Stored entries
::::::::
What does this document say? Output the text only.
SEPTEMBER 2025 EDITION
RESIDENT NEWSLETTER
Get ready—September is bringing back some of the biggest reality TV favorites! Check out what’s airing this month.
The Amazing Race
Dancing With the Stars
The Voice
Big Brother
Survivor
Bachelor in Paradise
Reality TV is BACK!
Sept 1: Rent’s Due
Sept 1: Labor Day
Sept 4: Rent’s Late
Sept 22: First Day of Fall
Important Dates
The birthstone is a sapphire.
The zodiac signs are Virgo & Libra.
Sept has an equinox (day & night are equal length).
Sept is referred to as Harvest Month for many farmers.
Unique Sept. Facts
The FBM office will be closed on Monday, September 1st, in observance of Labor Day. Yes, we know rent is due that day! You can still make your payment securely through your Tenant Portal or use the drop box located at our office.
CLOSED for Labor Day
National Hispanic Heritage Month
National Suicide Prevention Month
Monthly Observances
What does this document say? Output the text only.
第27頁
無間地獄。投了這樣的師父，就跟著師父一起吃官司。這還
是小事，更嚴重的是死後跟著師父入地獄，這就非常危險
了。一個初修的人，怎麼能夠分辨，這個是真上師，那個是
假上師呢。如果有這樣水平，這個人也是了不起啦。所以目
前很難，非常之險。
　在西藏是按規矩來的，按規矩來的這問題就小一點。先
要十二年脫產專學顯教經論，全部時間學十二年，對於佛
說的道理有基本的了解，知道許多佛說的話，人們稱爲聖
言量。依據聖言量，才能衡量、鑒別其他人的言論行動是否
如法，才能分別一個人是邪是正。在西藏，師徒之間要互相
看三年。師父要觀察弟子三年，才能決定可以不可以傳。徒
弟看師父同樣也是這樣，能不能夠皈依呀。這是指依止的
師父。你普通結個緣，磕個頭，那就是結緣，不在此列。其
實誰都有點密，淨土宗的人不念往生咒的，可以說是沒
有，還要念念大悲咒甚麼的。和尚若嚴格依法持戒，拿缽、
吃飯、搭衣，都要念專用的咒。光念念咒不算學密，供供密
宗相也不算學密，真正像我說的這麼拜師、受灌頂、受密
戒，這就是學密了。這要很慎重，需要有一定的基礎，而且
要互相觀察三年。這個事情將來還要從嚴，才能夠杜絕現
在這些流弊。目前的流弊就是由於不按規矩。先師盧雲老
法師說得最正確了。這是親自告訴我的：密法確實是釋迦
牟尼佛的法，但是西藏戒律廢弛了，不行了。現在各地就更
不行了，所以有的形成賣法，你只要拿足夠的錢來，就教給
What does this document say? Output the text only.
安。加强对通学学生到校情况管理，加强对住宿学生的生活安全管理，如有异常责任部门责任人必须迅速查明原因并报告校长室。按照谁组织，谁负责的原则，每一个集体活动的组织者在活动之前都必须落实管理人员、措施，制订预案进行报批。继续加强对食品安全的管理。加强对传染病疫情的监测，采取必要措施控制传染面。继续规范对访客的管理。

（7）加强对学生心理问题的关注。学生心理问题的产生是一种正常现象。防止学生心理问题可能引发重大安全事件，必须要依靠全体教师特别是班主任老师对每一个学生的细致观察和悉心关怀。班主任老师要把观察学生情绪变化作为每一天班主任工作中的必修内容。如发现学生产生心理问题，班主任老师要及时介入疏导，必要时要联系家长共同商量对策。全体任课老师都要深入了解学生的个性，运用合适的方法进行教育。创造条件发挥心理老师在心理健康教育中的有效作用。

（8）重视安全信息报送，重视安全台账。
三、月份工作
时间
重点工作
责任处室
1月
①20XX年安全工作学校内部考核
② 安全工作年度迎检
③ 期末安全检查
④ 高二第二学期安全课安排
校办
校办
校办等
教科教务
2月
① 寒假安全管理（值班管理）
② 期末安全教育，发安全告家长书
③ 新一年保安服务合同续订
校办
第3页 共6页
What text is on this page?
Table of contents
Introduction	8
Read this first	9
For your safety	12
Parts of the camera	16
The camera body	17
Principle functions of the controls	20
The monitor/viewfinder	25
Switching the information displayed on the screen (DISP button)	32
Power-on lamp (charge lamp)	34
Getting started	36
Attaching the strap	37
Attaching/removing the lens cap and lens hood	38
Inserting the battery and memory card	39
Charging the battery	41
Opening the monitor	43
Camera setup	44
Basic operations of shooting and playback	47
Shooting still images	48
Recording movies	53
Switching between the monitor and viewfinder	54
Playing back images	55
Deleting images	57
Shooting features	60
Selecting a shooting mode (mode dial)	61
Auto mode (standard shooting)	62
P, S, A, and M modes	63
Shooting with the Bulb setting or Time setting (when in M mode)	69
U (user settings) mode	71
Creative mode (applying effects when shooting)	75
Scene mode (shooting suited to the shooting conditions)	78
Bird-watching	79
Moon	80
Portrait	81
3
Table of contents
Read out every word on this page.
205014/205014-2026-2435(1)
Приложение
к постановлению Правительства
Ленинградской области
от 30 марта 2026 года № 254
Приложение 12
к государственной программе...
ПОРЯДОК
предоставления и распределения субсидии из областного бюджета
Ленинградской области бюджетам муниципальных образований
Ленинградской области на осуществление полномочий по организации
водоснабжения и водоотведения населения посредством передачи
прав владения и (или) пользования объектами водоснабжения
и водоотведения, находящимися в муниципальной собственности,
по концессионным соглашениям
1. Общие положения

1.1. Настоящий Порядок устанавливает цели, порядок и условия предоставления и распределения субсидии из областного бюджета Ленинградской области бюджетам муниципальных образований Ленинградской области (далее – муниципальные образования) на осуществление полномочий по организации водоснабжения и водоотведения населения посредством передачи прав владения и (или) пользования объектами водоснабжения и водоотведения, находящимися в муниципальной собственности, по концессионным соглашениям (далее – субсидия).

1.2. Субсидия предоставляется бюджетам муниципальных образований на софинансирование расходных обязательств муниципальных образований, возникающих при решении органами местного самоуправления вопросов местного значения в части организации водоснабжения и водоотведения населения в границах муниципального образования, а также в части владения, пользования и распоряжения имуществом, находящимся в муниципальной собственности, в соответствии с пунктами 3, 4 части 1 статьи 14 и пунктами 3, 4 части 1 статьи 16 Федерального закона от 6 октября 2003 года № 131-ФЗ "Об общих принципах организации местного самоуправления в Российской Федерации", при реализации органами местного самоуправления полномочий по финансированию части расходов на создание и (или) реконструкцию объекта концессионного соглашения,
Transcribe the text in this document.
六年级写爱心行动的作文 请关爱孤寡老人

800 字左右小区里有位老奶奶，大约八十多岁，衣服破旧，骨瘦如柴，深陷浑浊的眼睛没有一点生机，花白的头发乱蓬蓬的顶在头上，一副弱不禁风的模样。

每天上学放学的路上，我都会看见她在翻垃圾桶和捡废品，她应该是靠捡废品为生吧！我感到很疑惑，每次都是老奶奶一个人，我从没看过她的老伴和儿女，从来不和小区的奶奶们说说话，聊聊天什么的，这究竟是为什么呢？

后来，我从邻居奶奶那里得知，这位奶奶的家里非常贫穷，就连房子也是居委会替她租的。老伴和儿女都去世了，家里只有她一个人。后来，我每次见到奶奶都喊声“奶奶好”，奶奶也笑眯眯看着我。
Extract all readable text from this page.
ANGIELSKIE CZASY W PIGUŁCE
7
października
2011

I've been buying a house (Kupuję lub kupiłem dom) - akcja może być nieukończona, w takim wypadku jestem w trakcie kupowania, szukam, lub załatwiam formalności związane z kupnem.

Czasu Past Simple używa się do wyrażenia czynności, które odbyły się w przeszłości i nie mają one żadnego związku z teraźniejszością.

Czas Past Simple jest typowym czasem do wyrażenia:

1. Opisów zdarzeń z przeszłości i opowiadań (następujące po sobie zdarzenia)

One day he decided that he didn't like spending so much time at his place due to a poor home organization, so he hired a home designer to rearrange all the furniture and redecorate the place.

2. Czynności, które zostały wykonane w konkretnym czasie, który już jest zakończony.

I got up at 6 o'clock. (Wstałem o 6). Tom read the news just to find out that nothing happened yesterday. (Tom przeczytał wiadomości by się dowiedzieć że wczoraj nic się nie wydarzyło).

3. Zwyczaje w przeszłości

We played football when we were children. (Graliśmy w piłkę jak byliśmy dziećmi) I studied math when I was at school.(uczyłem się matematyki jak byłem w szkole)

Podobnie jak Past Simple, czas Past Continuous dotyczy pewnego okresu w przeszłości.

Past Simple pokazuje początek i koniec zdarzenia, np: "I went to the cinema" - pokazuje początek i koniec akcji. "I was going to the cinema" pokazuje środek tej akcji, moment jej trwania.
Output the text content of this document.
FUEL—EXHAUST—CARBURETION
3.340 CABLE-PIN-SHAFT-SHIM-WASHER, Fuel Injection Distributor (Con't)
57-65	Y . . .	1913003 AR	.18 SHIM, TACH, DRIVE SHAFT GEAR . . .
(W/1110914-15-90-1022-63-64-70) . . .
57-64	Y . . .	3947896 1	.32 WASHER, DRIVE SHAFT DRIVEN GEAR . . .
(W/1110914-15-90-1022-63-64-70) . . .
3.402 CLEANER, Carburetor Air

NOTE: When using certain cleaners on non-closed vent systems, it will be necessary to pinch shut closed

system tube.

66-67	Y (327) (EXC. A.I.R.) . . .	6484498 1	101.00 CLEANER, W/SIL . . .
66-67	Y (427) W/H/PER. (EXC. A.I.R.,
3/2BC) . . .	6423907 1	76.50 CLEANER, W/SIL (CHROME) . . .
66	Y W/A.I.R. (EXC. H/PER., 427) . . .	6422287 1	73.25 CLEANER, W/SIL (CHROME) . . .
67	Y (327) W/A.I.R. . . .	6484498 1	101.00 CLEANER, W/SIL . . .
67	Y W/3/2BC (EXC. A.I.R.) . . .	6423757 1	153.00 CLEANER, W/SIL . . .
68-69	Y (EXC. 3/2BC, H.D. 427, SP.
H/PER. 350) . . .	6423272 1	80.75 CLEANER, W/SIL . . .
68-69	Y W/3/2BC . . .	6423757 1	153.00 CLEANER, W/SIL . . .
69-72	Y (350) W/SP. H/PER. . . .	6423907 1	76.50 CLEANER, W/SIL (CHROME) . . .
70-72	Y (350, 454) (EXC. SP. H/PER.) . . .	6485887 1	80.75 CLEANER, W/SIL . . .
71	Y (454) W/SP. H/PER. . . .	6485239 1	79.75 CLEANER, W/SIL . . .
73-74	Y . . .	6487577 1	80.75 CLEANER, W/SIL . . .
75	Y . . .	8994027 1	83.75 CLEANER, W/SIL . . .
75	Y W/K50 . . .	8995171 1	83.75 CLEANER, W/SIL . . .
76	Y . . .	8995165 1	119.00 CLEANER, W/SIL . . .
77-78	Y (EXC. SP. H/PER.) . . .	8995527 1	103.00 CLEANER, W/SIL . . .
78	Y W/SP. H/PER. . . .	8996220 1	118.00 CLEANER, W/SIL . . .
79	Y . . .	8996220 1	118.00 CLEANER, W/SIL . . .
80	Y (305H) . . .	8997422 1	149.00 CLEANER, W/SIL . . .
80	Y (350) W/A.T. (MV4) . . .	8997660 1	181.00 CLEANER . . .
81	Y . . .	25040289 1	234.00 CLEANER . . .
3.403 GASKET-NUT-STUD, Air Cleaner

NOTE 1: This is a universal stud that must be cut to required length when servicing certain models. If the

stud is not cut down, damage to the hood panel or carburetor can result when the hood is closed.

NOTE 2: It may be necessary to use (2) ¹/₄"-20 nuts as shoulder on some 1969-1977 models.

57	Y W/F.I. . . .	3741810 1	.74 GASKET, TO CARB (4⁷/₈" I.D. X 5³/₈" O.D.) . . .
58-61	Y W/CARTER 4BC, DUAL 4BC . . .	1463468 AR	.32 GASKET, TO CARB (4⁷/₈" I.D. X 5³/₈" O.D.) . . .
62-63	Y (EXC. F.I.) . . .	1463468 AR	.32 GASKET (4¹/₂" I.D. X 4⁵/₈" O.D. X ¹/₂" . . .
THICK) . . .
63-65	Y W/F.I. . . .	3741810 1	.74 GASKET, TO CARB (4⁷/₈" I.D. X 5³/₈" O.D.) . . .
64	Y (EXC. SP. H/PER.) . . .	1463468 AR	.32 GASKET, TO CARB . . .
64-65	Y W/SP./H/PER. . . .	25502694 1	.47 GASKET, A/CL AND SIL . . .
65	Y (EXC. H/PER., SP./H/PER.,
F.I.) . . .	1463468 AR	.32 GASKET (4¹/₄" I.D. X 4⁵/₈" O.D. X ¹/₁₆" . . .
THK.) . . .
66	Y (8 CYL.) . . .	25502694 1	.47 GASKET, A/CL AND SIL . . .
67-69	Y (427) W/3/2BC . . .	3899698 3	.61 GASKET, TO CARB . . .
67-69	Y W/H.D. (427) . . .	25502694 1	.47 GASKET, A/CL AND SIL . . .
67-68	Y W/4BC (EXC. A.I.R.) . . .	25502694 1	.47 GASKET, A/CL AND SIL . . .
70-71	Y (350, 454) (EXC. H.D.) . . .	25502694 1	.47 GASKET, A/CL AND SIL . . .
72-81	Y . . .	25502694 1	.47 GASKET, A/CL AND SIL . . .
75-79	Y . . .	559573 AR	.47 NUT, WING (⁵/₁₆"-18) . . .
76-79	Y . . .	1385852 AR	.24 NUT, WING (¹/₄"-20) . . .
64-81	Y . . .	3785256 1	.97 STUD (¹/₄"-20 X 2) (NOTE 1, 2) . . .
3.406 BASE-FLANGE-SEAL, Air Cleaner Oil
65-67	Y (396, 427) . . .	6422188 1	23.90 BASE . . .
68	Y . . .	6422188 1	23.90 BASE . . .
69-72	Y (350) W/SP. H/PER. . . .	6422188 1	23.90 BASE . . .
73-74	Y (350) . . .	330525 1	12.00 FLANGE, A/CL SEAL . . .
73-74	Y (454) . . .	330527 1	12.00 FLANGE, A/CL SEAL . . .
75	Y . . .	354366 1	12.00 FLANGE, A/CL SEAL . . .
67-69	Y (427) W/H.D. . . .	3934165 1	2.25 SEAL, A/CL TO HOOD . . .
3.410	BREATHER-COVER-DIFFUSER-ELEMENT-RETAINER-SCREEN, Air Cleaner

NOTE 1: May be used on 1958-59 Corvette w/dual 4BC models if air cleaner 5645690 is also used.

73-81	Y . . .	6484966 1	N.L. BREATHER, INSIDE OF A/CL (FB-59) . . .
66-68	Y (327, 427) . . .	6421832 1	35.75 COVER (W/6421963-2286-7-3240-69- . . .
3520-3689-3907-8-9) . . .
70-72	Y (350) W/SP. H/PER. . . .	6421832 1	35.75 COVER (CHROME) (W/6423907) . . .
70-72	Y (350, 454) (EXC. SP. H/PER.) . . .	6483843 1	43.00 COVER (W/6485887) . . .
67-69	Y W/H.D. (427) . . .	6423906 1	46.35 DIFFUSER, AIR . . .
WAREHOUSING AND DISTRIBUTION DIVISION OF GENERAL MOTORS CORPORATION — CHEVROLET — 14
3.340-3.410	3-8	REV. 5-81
::::::::
Calculate how many lines of the material include the string "BREATHER", and state that number by itself.

**The result**
2